◆ WRITTEN EXERCISE:
Look through the material below for "this". Copy every line that contains it.

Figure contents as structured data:
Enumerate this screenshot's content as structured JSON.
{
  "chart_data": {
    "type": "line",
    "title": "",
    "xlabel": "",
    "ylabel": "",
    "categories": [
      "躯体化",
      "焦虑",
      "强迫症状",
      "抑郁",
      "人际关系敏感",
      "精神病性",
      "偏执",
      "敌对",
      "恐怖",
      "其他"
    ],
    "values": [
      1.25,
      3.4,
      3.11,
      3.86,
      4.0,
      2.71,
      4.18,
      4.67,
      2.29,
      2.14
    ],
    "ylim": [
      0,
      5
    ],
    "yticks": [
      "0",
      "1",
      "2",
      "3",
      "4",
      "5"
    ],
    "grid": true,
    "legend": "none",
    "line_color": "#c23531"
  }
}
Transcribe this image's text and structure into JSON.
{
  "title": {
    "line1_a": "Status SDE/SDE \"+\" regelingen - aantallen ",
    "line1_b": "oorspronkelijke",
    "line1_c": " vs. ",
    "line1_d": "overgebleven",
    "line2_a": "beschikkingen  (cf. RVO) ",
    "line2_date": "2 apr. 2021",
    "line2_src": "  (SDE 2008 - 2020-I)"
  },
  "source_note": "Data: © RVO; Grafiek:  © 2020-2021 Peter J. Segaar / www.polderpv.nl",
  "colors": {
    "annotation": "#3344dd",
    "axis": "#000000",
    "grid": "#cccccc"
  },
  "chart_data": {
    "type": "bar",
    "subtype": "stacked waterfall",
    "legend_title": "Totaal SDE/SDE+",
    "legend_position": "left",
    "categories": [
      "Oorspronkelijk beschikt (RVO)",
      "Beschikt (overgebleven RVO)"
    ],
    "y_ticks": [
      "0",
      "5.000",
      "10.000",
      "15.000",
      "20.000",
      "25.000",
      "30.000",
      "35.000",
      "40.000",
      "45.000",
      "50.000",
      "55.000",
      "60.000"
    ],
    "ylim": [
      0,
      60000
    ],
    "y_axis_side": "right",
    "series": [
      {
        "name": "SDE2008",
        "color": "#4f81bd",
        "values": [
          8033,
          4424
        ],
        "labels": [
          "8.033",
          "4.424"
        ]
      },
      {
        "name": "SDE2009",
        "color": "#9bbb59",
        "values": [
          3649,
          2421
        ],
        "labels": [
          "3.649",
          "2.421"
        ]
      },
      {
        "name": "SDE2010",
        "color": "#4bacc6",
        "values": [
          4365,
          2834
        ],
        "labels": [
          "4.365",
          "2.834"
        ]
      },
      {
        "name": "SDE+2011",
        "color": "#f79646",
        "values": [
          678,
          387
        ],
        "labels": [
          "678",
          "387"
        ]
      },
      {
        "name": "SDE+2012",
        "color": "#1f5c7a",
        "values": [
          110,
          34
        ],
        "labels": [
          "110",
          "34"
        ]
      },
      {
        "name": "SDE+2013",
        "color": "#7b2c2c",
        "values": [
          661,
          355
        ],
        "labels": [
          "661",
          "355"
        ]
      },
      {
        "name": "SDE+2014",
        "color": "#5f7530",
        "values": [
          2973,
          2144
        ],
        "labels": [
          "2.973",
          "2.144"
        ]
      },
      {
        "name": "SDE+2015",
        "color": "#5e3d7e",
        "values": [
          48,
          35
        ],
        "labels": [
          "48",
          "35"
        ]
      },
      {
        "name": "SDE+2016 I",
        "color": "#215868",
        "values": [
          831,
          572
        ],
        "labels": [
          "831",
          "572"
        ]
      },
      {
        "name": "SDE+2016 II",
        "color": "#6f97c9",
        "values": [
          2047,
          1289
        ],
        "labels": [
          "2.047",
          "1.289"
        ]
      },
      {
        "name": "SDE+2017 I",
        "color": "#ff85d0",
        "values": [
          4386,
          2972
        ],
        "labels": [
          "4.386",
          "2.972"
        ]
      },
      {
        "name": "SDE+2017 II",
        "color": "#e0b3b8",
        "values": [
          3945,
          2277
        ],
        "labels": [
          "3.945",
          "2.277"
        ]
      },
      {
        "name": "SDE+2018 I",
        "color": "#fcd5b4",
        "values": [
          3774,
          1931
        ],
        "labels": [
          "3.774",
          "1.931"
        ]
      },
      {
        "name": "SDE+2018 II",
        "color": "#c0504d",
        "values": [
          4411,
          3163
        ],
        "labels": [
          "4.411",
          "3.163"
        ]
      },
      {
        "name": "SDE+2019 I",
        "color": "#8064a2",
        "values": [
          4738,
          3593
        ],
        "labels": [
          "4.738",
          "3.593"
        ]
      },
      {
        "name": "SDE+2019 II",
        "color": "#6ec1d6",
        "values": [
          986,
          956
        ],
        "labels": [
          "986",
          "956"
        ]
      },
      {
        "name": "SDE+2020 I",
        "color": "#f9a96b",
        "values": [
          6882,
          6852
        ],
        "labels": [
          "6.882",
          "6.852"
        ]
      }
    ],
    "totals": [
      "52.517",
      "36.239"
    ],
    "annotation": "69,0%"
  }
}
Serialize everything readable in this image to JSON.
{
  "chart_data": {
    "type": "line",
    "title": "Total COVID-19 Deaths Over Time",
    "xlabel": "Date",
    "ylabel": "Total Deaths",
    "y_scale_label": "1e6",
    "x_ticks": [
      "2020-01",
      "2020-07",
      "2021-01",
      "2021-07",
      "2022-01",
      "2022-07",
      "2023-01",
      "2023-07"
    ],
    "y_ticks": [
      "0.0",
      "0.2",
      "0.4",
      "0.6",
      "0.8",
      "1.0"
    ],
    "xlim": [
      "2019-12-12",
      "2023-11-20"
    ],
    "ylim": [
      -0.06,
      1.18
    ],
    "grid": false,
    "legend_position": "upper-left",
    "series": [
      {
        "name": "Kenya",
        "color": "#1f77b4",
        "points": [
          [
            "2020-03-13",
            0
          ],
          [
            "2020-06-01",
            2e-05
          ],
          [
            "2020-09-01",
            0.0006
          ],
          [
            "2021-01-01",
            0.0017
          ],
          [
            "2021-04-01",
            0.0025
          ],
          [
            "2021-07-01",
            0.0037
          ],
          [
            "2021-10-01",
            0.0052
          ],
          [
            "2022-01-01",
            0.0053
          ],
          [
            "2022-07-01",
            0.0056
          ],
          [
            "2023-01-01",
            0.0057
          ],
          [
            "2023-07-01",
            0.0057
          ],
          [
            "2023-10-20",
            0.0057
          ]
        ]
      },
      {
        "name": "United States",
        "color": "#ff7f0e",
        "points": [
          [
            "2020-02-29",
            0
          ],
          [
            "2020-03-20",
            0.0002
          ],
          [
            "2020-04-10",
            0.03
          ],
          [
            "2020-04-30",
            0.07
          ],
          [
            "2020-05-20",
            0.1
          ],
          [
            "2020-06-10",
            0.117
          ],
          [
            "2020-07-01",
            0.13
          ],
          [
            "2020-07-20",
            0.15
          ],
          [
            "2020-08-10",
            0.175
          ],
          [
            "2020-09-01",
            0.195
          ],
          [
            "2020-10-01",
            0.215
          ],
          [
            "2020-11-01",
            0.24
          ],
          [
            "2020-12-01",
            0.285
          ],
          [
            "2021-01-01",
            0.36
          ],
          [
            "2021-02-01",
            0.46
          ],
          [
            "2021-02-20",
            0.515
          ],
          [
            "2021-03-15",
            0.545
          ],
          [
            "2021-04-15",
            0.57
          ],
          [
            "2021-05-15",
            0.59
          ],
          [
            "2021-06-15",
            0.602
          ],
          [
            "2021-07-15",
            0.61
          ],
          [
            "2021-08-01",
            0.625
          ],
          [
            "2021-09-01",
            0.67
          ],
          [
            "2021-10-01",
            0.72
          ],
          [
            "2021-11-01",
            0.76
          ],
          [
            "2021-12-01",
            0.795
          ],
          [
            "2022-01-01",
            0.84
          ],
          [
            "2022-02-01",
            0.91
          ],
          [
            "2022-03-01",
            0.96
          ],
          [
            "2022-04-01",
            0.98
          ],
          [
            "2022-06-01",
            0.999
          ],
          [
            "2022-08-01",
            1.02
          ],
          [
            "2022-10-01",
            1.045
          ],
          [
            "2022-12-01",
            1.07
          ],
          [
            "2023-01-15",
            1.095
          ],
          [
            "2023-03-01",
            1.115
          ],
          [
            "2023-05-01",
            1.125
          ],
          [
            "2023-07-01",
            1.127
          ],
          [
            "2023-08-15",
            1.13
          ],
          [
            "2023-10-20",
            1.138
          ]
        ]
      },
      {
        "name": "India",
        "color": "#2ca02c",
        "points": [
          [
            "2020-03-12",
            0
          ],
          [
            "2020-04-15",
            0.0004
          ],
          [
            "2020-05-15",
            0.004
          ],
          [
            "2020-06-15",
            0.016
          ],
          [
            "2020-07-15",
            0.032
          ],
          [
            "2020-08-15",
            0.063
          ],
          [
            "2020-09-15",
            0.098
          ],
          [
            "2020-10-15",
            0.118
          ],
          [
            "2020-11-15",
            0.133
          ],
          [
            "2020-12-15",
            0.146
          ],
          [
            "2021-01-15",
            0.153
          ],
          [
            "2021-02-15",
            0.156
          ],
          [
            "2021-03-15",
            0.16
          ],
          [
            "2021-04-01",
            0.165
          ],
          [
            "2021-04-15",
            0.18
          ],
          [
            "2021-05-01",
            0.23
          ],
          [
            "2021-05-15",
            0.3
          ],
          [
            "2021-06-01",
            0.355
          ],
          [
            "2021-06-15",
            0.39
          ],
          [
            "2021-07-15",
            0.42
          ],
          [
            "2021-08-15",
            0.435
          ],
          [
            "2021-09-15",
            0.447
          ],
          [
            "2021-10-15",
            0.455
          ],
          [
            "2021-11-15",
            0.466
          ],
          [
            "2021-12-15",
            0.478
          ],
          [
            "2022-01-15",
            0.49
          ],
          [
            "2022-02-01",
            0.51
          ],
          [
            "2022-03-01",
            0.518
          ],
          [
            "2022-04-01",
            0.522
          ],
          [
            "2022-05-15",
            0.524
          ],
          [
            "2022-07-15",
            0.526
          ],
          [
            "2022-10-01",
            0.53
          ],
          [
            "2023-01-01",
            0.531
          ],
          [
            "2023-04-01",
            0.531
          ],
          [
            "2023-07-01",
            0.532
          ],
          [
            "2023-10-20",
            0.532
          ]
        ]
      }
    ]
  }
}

◆ TASK RESULT:
Enumerate this screenshot's content as structured JSON.
Transcribe this image's text and structure into JSON.
Serialize everything readable in this image to JSON.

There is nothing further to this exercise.